### REQUIREMENT
According to the personalization article, what share of respondents to the 2021 Future of Experience Survey are not comfortable with companies using their online purchasing and browsing history to offer more relevant products? Please answer in a few words.

Consumers remain sceptical about how companies use their data. According to our 2021 Future of Experience Survey, more than half (52 per cent) of respondents are not comfortable with companies using their online purchasing and browsing history to offer more relevant products. Meanwhile, 44 per cent have used the pandemic to opt out of marketing communications claiming they get too many communications (65 per cent) that are not relevant or useful to them (30 per cent). This raises the question [yet one more time] of whether ‘personalisation’ has failed.
The answer is, naturally, more nuanced than the survey responses suggest. The survey results indicate a significant difference in attitudes between younger and older demographics. As a result, businesses need to develop a personalised approach to how they engage with customers not only from an experience perspective, but from a data collection and privacy perspective as well. Below are a number of measures we believe businesses could adopt.
Put the customer in control
Consumer trust in organisations use of their data is at an all-time low. Therefore, integrating controls and preferences as feedback loops into customer experiences can help build trust with customers over what data is being used and what is being sent in return. StitchFix uses an interactive sign-up quiz allowing them to get to know the customer and provide relevant recommendations from the start. Customers are then able to provide detailed feedback on StickFix’s recommendations to improve their next ’fix’. According to our survey, 55 per cent of 18-24-year-olds and 41 per cent of 25-34-year-olds are happy to fill in quizzes and surveys for more personalised experiences.

### INFORMATION SHOWN
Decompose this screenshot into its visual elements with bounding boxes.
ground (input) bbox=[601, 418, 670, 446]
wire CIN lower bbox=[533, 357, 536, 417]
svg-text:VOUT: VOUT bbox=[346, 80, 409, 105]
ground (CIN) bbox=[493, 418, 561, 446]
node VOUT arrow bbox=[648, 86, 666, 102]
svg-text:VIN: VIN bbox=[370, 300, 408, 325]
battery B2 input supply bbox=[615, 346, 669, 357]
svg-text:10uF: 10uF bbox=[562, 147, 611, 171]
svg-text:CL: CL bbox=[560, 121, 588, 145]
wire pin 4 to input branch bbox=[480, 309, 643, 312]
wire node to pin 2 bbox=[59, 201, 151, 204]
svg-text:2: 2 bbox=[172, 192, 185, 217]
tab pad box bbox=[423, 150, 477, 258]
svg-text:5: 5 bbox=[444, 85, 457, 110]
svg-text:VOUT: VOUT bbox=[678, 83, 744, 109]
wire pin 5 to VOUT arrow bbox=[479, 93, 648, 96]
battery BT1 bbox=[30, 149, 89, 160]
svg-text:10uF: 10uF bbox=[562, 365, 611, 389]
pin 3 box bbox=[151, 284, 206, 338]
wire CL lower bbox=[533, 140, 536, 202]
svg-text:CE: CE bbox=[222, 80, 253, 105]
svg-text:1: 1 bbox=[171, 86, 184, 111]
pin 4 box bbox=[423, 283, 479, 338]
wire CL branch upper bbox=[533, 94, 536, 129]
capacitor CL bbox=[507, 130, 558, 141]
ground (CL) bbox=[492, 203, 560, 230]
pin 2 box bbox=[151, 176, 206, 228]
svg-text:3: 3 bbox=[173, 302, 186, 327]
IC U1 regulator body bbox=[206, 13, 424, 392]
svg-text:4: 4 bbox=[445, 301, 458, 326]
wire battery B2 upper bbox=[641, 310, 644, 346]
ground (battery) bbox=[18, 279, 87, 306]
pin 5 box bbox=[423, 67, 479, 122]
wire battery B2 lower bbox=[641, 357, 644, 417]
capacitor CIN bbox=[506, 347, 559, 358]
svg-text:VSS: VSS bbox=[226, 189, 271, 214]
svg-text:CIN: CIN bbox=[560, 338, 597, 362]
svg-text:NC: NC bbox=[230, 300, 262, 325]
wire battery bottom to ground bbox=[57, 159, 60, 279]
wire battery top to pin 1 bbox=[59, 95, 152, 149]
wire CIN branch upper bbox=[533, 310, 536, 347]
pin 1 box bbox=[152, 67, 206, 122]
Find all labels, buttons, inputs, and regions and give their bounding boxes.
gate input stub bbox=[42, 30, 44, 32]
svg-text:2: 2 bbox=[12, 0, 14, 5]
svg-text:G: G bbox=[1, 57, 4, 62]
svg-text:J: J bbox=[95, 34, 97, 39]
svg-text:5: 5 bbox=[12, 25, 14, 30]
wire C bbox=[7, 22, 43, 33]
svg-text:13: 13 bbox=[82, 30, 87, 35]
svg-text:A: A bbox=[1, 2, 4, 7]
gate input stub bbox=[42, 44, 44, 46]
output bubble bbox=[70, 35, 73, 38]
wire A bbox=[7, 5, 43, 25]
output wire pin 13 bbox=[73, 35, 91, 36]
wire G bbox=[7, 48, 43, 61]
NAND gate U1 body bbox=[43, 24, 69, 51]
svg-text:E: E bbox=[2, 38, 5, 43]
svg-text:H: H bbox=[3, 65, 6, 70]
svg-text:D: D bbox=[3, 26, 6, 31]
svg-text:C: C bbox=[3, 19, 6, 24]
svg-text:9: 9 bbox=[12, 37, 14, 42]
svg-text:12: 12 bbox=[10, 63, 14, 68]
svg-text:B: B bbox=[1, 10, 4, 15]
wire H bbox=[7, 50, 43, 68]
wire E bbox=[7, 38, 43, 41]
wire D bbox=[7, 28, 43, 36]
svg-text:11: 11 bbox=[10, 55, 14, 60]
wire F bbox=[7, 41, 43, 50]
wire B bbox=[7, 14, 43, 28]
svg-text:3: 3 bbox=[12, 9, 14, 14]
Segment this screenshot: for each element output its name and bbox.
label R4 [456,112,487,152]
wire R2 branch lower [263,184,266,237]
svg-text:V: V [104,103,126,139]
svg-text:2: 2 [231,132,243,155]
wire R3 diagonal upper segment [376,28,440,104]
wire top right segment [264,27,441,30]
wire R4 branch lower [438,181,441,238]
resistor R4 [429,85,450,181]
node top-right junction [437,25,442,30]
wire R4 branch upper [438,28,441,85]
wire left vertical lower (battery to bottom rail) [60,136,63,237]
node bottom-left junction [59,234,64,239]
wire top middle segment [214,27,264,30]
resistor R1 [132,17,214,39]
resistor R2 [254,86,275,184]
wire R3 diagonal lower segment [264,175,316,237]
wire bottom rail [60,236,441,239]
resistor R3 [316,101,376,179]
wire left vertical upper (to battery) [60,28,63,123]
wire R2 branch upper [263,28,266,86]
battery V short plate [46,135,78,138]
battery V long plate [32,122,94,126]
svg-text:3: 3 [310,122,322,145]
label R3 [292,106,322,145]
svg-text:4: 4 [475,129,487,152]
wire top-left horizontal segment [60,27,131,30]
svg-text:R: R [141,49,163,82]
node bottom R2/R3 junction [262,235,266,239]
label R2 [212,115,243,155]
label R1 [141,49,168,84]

### OUTPUT BELOW
More than half, 52 percent.